Pick out every line of the records below that contains the string "dashed", and copy each one.

Region boundary data
══════
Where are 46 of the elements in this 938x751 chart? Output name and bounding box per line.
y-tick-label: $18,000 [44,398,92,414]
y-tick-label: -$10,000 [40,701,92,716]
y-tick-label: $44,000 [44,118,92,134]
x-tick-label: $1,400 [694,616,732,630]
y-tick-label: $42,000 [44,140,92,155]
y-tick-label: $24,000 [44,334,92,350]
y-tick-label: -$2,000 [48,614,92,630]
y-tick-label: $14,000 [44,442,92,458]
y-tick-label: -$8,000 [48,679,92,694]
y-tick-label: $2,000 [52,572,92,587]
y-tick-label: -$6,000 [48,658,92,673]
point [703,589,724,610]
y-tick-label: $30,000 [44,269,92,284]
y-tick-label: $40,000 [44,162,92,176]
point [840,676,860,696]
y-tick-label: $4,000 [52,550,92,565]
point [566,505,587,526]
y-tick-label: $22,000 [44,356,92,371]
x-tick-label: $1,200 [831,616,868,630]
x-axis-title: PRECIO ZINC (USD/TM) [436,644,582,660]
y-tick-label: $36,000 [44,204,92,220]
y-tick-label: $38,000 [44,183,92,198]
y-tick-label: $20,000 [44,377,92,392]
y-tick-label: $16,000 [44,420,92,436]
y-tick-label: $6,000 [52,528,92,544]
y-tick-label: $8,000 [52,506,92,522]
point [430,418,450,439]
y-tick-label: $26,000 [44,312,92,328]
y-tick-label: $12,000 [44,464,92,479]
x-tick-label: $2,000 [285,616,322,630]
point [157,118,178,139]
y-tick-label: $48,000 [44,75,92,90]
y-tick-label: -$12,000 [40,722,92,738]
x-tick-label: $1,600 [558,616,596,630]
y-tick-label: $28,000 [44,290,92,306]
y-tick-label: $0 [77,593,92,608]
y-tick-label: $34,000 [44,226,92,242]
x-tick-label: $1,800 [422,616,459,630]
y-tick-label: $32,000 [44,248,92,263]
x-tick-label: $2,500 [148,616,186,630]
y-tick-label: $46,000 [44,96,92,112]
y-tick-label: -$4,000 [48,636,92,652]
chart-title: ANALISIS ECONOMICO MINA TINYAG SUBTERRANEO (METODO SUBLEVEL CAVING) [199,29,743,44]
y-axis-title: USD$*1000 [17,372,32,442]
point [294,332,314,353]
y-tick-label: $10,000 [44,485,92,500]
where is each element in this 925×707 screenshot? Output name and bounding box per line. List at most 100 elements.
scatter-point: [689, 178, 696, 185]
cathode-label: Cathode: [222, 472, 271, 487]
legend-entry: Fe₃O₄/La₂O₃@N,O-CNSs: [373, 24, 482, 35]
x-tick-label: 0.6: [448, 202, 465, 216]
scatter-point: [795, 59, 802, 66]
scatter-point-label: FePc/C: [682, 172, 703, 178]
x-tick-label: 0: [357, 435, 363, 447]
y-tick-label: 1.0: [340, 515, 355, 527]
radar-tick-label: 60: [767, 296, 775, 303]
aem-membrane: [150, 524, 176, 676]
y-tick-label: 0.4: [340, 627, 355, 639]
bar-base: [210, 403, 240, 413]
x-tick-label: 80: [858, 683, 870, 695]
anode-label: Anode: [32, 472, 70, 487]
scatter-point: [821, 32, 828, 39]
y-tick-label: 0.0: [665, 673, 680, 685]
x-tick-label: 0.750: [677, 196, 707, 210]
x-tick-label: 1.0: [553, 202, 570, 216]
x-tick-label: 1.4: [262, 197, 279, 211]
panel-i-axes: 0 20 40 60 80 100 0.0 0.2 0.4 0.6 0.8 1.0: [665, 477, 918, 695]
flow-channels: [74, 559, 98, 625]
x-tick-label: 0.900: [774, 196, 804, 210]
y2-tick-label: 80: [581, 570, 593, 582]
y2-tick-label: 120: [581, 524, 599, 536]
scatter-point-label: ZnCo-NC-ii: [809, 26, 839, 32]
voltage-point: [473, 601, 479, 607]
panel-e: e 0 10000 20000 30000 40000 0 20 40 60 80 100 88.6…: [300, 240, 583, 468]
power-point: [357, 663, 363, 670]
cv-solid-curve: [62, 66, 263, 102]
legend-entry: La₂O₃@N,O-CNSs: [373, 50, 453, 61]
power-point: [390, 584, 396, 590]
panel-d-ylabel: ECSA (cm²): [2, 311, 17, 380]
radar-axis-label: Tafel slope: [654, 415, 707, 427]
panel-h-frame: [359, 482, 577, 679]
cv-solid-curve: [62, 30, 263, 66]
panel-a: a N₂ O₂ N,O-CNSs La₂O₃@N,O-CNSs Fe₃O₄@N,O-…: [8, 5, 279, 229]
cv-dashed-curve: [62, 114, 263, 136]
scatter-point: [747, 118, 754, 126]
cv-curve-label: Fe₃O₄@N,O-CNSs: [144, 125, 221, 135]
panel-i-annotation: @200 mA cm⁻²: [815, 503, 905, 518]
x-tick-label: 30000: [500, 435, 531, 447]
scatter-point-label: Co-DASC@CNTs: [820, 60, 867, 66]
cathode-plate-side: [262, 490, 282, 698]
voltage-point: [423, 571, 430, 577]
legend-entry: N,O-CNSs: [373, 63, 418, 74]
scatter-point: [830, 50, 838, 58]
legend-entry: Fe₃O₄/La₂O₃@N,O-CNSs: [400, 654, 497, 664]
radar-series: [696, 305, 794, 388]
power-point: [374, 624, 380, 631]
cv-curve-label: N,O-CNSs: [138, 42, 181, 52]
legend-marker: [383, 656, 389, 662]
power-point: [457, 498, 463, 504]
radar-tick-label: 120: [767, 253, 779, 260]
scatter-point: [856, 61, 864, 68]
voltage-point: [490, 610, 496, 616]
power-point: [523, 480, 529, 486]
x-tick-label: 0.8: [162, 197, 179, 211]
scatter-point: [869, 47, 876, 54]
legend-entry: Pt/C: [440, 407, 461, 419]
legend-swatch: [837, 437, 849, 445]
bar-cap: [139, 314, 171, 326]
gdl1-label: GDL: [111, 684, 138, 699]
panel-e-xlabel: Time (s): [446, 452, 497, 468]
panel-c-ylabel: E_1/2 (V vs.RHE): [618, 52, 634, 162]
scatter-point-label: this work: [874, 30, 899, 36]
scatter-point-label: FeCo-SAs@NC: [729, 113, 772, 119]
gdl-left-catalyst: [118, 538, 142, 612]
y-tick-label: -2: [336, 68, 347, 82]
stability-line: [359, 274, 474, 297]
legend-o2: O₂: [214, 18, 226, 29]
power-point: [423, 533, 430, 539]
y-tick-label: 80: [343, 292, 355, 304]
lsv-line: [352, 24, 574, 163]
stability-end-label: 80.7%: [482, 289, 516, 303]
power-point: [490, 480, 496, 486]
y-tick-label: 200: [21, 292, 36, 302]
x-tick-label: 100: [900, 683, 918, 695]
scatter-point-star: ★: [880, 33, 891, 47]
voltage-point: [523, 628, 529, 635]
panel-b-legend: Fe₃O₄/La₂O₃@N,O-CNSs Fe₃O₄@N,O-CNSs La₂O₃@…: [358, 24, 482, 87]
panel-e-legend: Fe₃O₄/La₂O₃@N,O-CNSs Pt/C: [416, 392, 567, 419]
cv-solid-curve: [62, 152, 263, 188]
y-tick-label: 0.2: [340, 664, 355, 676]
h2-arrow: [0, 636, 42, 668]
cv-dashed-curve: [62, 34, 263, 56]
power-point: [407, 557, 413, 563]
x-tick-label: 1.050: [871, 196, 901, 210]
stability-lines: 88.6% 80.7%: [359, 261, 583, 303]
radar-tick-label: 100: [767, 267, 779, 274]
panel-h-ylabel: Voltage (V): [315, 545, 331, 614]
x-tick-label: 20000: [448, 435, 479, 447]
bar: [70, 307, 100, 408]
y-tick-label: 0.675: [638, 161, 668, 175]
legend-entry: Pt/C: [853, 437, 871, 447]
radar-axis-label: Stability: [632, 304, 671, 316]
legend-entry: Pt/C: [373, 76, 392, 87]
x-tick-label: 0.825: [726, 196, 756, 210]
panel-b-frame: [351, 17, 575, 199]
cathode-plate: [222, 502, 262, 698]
══════
### COMPLETE OUTPUT
cv-dashed-curve: [62, 114, 263, 136]
cv-dashed-curve: [62, 34, 263, 56]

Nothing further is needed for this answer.